#### [Task statement]
Extract the data exactly, missing nothing.
-- START OF Dataset records --
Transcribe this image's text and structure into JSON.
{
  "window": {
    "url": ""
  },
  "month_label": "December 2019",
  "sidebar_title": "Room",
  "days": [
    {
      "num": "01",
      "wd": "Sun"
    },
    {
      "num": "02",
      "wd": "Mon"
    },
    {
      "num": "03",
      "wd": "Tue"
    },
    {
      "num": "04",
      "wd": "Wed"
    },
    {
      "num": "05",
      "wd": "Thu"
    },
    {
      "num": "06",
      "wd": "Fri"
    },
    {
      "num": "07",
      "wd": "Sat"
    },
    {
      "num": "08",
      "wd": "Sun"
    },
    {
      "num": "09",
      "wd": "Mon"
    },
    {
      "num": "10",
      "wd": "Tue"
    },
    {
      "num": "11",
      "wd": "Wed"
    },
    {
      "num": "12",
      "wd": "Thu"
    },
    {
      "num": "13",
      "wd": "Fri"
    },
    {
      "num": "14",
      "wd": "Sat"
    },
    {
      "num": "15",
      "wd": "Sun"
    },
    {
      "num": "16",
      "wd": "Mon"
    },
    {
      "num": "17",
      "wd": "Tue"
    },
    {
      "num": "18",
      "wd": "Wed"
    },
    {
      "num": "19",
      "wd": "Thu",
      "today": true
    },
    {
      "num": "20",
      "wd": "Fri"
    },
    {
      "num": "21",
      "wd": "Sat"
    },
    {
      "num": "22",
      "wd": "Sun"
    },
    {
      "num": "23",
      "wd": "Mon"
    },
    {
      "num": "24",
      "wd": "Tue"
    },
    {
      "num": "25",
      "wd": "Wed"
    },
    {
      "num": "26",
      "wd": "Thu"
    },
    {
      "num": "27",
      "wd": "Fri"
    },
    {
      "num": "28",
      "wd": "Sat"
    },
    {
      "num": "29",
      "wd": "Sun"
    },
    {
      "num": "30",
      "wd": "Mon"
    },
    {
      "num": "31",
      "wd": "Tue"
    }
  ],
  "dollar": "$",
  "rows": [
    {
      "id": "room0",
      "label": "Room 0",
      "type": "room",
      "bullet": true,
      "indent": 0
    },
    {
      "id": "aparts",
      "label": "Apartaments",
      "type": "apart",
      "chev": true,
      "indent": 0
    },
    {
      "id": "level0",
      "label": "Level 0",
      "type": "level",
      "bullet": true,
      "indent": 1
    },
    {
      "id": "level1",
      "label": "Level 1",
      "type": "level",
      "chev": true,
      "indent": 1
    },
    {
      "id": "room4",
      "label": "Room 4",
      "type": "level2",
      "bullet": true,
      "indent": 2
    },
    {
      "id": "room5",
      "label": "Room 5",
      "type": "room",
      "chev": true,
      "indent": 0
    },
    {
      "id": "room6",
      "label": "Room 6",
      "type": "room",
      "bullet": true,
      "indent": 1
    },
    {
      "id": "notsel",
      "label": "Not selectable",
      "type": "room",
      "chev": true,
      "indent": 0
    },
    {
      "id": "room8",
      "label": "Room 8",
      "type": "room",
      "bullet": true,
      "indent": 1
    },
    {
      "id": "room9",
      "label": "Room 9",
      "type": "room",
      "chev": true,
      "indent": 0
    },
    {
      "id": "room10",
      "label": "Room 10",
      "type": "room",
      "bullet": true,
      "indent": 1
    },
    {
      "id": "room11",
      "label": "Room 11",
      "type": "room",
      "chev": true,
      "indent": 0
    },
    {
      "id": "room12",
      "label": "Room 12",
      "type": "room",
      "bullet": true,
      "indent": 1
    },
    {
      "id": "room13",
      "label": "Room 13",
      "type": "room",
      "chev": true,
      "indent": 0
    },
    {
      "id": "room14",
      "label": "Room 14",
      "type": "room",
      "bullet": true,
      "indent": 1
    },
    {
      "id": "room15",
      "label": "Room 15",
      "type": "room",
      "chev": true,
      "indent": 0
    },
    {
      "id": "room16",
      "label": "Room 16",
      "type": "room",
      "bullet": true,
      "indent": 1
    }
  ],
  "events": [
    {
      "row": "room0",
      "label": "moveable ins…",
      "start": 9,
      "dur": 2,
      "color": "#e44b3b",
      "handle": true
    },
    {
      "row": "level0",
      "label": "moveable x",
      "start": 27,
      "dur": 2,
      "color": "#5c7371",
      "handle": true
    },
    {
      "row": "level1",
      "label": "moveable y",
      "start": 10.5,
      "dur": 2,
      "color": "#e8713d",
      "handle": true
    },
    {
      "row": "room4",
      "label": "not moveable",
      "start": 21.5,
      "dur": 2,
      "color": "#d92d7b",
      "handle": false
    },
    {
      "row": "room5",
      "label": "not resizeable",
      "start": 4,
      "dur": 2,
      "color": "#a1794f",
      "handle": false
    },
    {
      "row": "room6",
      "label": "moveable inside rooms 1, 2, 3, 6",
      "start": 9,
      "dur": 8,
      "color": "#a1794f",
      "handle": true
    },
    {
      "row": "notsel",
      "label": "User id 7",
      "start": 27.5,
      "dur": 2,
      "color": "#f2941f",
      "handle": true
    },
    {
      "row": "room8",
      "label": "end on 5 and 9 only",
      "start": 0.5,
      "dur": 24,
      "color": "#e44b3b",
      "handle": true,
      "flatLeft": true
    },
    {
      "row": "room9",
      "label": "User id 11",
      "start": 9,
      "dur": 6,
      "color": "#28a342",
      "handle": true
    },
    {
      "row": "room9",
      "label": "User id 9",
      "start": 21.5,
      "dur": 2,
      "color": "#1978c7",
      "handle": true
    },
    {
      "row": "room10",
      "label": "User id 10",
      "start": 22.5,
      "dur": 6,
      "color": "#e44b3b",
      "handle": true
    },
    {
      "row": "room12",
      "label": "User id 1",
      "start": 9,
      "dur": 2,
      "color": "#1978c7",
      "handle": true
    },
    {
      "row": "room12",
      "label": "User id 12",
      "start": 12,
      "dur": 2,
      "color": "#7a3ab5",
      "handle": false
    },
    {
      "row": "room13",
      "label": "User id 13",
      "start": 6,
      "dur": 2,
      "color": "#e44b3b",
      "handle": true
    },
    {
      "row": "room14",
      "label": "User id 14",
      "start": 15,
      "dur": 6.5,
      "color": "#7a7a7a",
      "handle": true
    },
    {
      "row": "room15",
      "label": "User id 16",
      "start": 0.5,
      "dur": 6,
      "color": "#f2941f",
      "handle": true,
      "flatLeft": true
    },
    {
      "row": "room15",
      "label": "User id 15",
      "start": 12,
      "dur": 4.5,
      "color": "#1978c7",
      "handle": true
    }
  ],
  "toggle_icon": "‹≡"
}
-- END OF Dataset records --
#### [Written answer]
Transcribe this image's text and structure into JSON.
{
  "window": {
    "url": ""
  },
  "month_label": "December 2019",
  "sidebar_title": "Room",
  "days": [
    {
      "num": "01",
      "wd": "Sun"
    },
    {
      "num": "02",
      "wd": "Mon"
    },
    {
      "num": "03",
      "wd": "Tue"
    },
    {
      "num": "04",
      "wd": "Wed"
    },
    {
      "num": "05",
      "wd": "Thu"
    },
    {
      "num": "06",
      "wd": "Fri"
    },
    {
      "num": "07",
      "wd": "Sat"
    },
    {
      "num": "08",
      "wd": "Sun"
    },
    {
      "num": "09",
      "wd": "Mon"
    },
    {
      "num": "10",
      "wd": "Tue"
    },
    {
      "num": "11",
      "wd": "Wed"
    },
    {
      "num": "12",
      "wd": "Thu"
    },
    {
      "num": "13",
      "wd": "Fri"
    },
    {
      "num": "14",
      "wd": "Sat"
    },
    {
      "num": "15",
      "wd": "Sun"
    },
    {
      "num": "16",
      "wd": "Mon"
    },
    {
      "num": "17",
      "wd": "Tue"
    },
    {
      "num": "18",
      "wd": "Wed"
    },
    {
      "num": "19",
      "wd": "Thu",
      "today": true
    },
    {
      "num": "20",
      "wd": "Fri"
    },
    {
      "num": "21",
      "wd": "Sat"
    },
    {
      "num": "22",
      "wd": "Sun"
    },
    {
      "num": "23",
      "wd": "Mon"
    },
    {
      "num": "24",
      "wd": "Tue"
    },
    {
      "num": "25",
      "wd": "Wed"
    },
    {
      "num": "26",
      "wd": "Thu"
    },
    {
      "num": "27",
      "wd": "Fri"
    },
    {
      "num": "28",
      "wd": "Sat"
    },
    {
      "num": "29",
      "wd": "Sun"
    },
    {
      "num": "30",
      "wd": "Mon"
    },
    {
      "num": "31",
      "wd": "Tue"
    }
  ],
  "dollar": "$",
  "rows": [
    {
      "id": "room0",
      "label": "Room 0",
      "type": "room",
      "bullet": true,
      "indent": 0
    },
    {
      "id": "aparts",
      "label": "Apartaments",
      "type": "apart",
      "chev": true,
      "indent": 0
    },
    {
      "id": "level0",
      "label": "Level 0",
      "type": "level",
      "bullet": true,
      "indent": 1
    },
    {
      "id": "level1",
      "label": "Level 1",
      "type": "level",
      "chev": true,
      "indent": 1
    },
    {
      "id": "room4",
      "label": "Room 4",
      "type": "level2",
      "bullet": true,
      "indent": 2
    },
    {
      "id": "room5",
      "label": "Room 5",
      "type": "room",
      "chev": true,
      "indent": 0
    },
    {
      "id": "room6",
      "label": "Room 6",
      "type": "room",
      "bullet": true,
      "indent": 1
    },
    {
      "id": "notsel",
      "label": "Not selectable",
      "type": "room",
      "chev": true,
      "indent": 0
    },
    {
      "id": "room8",
      "label": "Room 8",
      "type": "room",
      "bullet": true,
      "indent": 1
    },
    {
      "id": "room9",
      "label": "Room 9",
      "type": "room",
      "chev": true,
      "indent": 0
    },
    {
      "id": "room10",
      "label": "Room 10",
      "type": "room",
      "bullet": true,
      "indent": 1
    },
    {
      "id": "room11",
      "label": "Room 11",
      "type": "room",
      "chev": true,
      "indent": 0
    },
    {
      "id": "room12",
      "label": "Room 12",
      "type": "room",
      "bullet": true,
      "indent": 1
    },
    {
      "id": "room13",
      "label": "Room 13",
      "type": "room",
      "chev": true,
      "indent": 0
    },
    {
      "id": "room14",
      "label": "Room 14",
      "type": "room",
      "bullet": true,
      "indent": 1
    },
    {
      "id": "room15",
      "label": "Room 15",
      "type": "room",
      "chev": true,
      "indent": 0
    },
    {
      "id": "room16",
      "label": "Room 16",
      "type": "room",
      "bullet": true,
      "indent": 1
    }
  ],
  "events": [
    {
      "row": "room0",
      "label": "moveable ins…",
      "start": 9,
      "dur": 2,
      "color": "#e44b3b",
      "handle": true
    },
    {
      "row": "level0",
      "label": "moveable x",
      "start": 27,
      "dur": 2,
      "color": "#5c7371",
      "handle": true
    },
    {
      "row": "level1",
      "label": "moveable y",
      "start": 10.5,
      "dur": 2,
      "color": "#e8713d",
      "handle": true
    },
    {
      "row": "room4",
      "label": "not moveable",
      "start": 21.5,
      "dur": 2,
      "color": "#d92d7b",
      "handle": false
    },
    {
      "row": "room5",
      "label": "not resizeable",
      "start": 4,
      "dur": 2,
      "color": "#a1794f",
      "handle": false
    },
    {
      "row": "room6",
      "label": "moveable inside rooms 1, 2, 3, 6",
      "start": 9,
      "dur": 8,
      "color": "#a1794f",
      "handle": true
    },
    {
      "row": "notsel",
      "label": "User id 7",
      "start": 27.5,
      "dur": 2,
      "color": "#f2941f",
      "handle": true
    },
    {
      "row": "room8",
      "label": "end on 5 and 9 only",
      "start": 0.5,
      "dur": 24,
      "color": "#e44b3b",
      "handle": true,
      "flatLeft": true
    },
    {
      "row": "room9",
      "label": "User id 11",
      "start": 9,
      "dur": 6,
      "color": "#28a342",
      "handle": true
    },
    {
      "row": "room9",
      "label": "User id 9",
      "start": 21.5,
      "dur": 2,
      "color": "#1978c7",
      "handle": true
    },
    {
      "row": "room10",
      "label": "User id 10",
      "start": 22.5,
      "dur": 6,
      "color": "#e44b3b",
      "handle": true
    },
    {
      "row": "room12",
      "label": "User id 1",
      "start": 9,
      "dur": 2,
      "color": "#1978c7",
      "handle": true
    },
    {
      "row": "room12",
      "label": "User id 12",
      "start": 12,
      "dur": 2,
      "color": "#7a3ab5",
      "handle": false
    },
    {
      "row": "room13",
      "label": "User id 13",
      "start": 6,
      "dur": 2,
      "color": "#e44b3b",
      "handle": true
    },
    {
      "row": "room14",
      "label": "User id 14",
      "start": 15,
      "dur": 6.5,
      "color": "#7a7a7a",
      "handle": true
    },
    {
      "row": "room15",
      "label": "User id 16",
      "start": 0.5,
      "dur": 6,
      "color": "#f2941f",
      "handle": true,
      "flatLeft": true
    },
    {
      "row": "room15",
      "label": "User id 15",
      "start": 12,
      "dur": 4.5,
      "color": "#1978c7",
      "handle": true
    }
  ],
  "toggle_icon": "‹≡"
}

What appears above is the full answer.